Data records
►

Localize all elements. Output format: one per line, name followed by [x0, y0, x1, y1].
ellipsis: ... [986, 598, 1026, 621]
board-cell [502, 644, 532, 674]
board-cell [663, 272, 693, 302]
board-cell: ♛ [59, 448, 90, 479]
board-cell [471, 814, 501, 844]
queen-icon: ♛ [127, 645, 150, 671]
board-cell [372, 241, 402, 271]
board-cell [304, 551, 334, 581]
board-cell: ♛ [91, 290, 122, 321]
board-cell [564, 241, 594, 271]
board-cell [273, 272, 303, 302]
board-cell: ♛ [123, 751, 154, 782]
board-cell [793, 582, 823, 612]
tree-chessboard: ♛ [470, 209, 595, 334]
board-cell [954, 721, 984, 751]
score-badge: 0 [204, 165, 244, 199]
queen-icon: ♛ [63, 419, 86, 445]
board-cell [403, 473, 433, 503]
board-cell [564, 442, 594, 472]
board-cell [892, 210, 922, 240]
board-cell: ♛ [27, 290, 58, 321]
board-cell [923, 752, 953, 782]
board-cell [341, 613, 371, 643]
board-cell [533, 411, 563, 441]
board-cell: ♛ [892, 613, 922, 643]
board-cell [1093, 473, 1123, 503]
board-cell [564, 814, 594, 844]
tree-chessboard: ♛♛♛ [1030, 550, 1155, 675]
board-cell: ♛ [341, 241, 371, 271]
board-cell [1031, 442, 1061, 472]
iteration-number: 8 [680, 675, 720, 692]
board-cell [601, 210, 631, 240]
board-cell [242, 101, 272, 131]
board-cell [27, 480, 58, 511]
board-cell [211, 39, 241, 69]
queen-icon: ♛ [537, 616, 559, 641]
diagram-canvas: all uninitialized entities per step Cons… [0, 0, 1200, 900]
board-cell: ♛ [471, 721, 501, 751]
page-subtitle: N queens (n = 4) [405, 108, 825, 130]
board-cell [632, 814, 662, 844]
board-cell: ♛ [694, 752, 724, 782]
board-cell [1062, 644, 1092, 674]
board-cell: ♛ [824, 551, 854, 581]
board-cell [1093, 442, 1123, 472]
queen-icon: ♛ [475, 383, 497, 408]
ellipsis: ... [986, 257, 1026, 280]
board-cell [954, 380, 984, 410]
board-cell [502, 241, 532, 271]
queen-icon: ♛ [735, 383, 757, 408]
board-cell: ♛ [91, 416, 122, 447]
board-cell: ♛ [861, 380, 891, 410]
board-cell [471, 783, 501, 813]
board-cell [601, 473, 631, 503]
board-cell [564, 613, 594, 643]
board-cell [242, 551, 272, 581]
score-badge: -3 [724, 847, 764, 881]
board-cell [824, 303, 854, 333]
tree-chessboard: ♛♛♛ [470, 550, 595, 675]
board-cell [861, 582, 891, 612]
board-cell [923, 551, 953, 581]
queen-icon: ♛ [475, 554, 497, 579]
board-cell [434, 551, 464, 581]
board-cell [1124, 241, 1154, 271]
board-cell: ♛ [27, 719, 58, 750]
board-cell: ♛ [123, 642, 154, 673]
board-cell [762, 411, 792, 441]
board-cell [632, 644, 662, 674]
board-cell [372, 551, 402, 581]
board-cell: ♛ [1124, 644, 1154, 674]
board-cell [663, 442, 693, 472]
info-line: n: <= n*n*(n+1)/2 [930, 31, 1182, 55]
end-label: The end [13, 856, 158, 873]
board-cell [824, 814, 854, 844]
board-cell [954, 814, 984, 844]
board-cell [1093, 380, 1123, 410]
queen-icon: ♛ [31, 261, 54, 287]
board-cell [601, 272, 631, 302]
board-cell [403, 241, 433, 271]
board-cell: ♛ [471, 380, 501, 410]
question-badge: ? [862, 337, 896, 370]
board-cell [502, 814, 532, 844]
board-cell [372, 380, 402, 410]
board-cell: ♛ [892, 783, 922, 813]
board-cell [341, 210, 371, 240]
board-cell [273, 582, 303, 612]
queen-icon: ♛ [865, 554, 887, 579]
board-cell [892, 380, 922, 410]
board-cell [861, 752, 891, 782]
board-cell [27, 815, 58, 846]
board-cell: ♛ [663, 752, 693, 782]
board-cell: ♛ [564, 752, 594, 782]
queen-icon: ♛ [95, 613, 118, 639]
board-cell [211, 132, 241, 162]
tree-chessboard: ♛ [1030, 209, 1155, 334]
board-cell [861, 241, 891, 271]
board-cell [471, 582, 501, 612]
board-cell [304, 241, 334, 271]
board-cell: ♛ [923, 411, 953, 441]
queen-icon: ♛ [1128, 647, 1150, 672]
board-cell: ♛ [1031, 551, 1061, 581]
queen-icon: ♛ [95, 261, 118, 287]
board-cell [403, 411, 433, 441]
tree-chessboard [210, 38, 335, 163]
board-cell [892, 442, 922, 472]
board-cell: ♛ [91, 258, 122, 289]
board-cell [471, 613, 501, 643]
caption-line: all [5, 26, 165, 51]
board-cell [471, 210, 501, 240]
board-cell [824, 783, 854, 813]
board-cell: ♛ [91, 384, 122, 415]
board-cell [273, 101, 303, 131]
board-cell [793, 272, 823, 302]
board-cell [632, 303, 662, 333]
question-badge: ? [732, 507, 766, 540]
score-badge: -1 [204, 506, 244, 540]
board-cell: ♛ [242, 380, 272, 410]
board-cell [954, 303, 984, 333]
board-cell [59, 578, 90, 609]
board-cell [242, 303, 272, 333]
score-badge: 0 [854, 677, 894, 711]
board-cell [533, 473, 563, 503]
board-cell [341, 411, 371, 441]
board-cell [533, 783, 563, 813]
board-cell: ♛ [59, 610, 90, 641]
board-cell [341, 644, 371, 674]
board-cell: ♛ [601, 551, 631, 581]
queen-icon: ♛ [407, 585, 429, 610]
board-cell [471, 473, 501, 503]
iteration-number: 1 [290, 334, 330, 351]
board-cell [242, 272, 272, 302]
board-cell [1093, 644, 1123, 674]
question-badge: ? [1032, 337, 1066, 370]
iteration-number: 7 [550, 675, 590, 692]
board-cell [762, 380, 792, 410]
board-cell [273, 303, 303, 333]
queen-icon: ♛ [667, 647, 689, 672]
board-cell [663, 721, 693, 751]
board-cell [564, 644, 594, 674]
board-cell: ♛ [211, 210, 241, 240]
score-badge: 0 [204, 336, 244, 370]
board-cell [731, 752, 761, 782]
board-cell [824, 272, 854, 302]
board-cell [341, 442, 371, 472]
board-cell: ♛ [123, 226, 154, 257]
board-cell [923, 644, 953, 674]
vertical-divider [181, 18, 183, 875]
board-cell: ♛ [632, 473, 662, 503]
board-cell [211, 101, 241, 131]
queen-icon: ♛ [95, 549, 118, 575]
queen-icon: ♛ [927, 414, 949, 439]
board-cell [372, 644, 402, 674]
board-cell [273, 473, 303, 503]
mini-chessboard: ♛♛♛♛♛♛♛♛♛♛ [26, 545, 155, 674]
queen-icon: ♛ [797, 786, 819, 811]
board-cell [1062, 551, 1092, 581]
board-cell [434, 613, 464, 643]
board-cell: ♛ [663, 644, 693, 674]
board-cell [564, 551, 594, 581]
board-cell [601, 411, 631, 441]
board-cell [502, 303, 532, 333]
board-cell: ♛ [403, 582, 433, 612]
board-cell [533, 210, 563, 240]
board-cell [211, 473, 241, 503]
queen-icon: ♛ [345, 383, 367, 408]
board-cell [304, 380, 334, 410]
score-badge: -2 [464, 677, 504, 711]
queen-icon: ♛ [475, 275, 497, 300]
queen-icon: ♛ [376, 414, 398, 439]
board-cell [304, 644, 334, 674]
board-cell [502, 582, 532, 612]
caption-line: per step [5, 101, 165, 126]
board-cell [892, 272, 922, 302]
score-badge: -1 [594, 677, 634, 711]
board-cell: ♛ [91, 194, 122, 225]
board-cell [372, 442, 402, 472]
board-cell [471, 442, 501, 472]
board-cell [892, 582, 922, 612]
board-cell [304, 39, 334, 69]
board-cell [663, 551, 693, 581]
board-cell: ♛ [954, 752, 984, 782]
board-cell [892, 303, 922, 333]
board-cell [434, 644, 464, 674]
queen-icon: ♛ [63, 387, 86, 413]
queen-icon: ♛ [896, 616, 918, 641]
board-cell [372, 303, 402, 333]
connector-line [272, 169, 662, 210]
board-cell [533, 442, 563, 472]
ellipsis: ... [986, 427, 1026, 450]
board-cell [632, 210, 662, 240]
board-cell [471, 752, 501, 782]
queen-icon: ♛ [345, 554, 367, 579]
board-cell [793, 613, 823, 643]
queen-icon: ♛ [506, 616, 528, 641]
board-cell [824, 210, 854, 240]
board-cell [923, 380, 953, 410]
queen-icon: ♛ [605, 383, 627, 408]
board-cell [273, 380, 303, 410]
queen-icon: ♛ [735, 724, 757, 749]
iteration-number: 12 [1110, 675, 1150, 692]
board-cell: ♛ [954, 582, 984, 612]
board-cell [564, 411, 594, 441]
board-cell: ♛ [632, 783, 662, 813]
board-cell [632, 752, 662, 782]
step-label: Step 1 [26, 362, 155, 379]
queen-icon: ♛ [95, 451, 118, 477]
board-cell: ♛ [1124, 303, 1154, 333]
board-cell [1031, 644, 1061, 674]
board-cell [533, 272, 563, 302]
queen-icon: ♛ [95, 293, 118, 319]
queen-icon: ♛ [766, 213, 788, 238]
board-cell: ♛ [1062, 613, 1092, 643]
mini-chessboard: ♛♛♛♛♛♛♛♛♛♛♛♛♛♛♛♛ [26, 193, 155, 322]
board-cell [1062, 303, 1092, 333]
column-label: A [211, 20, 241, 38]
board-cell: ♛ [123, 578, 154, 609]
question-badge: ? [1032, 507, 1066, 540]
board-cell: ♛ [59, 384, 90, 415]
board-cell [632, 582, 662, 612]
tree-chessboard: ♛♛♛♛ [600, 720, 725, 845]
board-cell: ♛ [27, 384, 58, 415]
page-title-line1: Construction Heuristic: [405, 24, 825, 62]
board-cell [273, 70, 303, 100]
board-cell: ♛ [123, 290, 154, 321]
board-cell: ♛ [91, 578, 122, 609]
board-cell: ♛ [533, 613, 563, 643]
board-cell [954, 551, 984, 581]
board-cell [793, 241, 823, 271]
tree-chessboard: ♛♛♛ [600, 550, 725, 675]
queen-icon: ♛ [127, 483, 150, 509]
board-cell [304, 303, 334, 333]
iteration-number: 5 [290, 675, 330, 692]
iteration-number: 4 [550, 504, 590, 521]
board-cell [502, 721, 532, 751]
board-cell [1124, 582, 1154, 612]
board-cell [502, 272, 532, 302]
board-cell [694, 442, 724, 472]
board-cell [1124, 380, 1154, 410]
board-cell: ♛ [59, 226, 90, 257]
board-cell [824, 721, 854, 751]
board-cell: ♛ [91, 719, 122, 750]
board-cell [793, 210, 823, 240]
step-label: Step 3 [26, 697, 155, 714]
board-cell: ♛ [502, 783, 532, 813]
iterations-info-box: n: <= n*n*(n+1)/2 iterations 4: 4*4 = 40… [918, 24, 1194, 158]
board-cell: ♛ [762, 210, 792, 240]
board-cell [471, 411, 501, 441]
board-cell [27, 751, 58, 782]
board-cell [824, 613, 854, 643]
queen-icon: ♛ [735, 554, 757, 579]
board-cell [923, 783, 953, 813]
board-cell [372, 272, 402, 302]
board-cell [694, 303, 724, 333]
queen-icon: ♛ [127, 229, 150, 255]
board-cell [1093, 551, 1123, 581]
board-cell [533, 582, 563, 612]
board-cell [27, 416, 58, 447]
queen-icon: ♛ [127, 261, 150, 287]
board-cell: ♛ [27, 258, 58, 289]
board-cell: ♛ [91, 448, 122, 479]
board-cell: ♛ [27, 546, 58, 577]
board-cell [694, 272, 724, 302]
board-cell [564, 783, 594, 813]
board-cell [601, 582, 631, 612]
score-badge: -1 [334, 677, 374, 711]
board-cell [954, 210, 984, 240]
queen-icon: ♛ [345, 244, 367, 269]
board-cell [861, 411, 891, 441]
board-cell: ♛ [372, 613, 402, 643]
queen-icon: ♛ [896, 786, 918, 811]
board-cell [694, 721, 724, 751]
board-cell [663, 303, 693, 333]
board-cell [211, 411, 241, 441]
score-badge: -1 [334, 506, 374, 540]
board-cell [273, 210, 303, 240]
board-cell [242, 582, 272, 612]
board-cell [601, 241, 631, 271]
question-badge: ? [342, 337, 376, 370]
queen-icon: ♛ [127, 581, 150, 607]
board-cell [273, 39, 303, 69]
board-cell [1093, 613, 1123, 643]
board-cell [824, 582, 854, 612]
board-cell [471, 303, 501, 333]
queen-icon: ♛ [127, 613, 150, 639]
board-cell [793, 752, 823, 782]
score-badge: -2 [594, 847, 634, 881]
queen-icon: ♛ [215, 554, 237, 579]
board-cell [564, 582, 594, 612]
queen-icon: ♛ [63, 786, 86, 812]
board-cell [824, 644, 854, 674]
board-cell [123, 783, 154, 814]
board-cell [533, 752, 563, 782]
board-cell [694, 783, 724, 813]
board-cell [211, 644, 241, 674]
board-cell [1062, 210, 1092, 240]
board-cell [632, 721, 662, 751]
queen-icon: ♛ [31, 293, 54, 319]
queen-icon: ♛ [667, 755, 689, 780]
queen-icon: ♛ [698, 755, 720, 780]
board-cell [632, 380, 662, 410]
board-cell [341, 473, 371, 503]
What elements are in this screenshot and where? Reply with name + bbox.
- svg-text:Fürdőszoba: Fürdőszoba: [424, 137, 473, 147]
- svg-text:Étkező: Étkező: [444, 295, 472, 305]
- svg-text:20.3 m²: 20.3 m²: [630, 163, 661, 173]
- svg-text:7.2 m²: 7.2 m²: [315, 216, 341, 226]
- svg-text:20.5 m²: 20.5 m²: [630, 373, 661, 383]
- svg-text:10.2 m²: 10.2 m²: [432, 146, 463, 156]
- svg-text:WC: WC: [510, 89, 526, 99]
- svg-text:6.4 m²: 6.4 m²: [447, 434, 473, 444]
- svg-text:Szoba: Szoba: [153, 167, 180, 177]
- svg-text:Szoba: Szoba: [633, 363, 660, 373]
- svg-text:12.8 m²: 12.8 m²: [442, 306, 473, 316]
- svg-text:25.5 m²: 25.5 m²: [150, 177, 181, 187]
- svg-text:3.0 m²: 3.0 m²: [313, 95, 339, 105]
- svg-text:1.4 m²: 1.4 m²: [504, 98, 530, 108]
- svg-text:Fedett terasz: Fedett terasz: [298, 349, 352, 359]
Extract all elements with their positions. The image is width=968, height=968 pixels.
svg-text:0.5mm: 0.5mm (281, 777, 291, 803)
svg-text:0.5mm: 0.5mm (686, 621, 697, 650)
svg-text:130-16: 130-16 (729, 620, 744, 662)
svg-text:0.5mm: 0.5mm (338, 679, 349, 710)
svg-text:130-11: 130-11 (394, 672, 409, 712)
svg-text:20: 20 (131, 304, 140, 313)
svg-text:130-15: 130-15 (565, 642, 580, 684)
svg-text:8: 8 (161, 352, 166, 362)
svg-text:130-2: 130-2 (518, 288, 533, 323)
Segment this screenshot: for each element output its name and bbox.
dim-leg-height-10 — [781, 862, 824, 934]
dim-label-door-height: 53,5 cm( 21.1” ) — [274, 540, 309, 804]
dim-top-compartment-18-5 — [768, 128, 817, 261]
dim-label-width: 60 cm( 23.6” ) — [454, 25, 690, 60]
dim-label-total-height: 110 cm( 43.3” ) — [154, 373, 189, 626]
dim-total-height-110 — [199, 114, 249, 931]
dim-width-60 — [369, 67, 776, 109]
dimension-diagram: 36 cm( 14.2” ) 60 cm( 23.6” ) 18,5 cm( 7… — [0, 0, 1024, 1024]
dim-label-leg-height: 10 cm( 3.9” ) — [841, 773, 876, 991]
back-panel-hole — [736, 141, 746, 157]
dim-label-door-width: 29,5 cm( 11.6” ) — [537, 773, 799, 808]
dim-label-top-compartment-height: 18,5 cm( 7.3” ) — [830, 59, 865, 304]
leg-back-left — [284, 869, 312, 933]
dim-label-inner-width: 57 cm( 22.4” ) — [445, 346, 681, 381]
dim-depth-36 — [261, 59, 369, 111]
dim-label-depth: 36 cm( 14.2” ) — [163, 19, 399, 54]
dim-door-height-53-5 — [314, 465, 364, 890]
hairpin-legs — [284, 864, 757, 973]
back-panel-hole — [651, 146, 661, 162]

◄

=== Exercise details ===
Write out, unchanged, the lines of the entries from the very first line through the line containing "queen-icon: ♛ [127, 645, 150, 671]", inclusive.

=== Response to this task ===
Localize all elements. Output format: one per line, name followed by [x0, y0, x1, y1].
ellipsis: ... [986, 598, 1026, 621]
board-cell [502, 644, 532, 674]
board-cell [663, 272, 693, 302]
board-cell: ♛ [59, 448, 90, 479]
board-cell [471, 814, 501, 844]
queen-icon: ♛ [127, 645, 150, 671]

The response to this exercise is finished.